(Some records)

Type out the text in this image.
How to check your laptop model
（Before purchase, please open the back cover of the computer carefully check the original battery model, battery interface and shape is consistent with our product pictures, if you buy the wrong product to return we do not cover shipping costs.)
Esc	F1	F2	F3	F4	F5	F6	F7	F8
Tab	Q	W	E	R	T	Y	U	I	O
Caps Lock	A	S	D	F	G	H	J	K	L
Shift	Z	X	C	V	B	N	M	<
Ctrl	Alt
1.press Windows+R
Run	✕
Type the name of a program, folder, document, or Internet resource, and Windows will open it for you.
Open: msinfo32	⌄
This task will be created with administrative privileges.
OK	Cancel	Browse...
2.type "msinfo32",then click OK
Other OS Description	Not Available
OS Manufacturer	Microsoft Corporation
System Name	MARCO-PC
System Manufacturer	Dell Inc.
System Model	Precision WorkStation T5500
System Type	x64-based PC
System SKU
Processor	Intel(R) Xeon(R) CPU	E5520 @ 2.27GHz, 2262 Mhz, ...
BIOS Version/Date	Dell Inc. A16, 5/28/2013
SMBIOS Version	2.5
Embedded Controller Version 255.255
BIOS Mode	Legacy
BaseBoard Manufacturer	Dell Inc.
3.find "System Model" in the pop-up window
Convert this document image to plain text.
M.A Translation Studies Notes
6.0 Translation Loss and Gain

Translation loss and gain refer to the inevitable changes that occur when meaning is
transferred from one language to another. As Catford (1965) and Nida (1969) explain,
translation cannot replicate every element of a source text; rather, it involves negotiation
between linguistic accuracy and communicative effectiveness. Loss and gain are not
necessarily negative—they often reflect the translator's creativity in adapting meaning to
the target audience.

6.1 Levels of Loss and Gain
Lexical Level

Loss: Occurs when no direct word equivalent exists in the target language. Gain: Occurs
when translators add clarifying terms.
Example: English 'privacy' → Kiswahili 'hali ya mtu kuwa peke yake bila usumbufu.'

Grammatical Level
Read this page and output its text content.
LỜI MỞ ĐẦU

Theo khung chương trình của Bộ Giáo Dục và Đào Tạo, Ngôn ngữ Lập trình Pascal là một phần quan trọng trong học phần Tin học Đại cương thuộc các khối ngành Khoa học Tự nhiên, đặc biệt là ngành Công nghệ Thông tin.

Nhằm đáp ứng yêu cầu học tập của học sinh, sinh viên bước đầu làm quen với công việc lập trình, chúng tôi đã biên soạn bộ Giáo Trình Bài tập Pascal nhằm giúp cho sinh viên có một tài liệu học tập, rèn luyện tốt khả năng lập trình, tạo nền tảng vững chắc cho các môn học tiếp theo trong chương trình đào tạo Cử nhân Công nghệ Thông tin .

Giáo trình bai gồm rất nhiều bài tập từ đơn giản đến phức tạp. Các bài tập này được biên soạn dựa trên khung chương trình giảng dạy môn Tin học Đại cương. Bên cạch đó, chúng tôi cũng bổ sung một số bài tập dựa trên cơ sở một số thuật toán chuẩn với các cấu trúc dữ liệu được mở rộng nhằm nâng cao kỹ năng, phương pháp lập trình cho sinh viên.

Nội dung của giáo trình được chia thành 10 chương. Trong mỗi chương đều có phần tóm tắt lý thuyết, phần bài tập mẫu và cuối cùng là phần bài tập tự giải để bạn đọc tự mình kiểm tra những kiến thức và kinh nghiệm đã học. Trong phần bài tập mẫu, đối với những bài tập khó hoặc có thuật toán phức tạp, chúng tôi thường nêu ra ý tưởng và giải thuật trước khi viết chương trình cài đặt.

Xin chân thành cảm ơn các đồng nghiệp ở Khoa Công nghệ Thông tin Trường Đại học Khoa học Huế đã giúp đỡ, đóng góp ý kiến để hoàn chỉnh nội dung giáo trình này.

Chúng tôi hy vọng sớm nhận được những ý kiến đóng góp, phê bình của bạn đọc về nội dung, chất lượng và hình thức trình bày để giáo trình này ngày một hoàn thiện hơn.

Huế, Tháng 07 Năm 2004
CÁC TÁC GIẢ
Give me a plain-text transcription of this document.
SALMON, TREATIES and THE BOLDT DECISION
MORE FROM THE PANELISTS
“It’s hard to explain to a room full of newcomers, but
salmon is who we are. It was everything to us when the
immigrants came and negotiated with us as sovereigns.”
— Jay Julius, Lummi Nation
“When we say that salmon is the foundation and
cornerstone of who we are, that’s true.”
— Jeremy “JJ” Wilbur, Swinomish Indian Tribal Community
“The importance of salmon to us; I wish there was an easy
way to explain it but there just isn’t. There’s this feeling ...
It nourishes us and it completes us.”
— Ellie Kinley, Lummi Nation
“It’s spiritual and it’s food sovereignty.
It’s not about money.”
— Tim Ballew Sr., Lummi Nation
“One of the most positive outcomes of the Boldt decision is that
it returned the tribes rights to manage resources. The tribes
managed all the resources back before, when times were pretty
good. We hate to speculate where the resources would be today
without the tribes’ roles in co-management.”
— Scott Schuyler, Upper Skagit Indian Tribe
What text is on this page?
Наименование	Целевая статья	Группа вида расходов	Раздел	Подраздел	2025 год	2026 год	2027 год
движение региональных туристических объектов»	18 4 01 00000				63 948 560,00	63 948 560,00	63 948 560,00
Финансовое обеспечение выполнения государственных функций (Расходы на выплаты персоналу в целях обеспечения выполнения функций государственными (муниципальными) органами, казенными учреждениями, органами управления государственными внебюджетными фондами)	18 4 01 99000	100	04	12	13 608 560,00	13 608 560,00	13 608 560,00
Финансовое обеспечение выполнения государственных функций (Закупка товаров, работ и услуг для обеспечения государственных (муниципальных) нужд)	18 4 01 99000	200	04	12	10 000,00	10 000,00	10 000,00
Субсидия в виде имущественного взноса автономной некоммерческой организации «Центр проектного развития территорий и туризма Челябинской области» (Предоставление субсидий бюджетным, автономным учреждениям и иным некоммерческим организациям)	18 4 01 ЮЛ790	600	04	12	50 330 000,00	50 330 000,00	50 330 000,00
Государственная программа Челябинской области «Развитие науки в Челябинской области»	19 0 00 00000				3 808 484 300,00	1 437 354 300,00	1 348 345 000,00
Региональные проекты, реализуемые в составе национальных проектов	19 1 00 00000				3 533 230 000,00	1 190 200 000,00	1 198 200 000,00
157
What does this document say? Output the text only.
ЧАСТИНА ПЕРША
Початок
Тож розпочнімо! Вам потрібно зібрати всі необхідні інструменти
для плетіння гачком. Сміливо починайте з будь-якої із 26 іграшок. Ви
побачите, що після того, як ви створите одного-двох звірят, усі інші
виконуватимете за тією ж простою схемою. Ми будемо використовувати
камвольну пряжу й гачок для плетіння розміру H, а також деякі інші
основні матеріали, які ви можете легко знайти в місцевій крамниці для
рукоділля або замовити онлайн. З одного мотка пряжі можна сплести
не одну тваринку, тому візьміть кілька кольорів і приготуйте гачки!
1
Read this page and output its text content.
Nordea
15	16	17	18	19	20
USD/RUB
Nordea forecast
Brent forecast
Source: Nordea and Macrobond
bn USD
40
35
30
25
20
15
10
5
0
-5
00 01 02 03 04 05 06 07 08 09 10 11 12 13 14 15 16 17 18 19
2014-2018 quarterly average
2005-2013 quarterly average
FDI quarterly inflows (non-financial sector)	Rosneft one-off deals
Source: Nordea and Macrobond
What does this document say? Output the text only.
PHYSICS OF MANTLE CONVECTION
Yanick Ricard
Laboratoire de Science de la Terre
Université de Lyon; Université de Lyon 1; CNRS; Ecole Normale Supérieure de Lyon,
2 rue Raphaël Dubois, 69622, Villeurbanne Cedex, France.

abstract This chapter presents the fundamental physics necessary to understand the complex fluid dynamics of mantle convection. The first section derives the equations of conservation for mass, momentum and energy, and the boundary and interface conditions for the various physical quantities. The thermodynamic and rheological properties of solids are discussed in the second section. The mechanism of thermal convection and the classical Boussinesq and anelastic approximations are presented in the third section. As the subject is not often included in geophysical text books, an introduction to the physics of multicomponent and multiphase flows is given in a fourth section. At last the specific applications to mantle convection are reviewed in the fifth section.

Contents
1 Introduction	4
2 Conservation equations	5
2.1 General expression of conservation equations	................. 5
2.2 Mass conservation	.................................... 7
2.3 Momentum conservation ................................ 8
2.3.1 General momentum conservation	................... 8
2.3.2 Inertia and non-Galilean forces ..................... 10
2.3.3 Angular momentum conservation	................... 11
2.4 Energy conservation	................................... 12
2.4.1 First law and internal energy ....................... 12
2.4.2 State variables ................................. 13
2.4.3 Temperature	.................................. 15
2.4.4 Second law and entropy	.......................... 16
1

## EXERCISE BRIEF
Return all lines containing the word "giúp".

## WRITTEN SOLUTION
Nhằm đáp ứng yêu cầu học tập của học sinh, sinh viên bước đầu làm quen với công việc lập trình, chúng tôi đã biên soạn bộ Giáo Trình Bài tập Pascal nhằm giúp cho sinh viên có một tài liệu học tập, rèn luyện tốt khả năng lập trình, tạo nền tảng vững chắc cho các môn học tiếp theo trong chương trình đào tạo Cử nhân Công nghệ Thông tin .
Xin chân thành cảm ơn các đồng nghiệp ở Khoa Công nghệ Thông tin Trường Đại học Khoa học Huế đã giúp đỡ, đóng góp ý kiến để hoàn chỉnh nội dung giáo trình này.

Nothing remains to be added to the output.